--- SET PROBLEM ---
Scan the lines below; pull out those with "Papertrans".
▼
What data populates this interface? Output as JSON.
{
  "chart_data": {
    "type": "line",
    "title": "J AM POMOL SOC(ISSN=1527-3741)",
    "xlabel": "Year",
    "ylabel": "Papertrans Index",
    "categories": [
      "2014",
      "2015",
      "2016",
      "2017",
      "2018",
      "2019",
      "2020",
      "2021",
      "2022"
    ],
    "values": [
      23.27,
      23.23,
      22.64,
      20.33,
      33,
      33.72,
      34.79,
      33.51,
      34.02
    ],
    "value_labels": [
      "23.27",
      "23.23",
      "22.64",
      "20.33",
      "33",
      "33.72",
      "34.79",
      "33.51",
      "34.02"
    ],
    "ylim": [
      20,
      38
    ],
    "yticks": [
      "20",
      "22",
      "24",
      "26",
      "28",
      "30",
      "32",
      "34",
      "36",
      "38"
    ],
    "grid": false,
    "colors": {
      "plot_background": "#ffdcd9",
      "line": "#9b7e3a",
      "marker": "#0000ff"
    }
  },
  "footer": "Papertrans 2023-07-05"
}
▲
--- SOLVED PROBLEM ---
    "ylabel": "Papertrans Index",
  "footer": "Papertrans 2023-07-05"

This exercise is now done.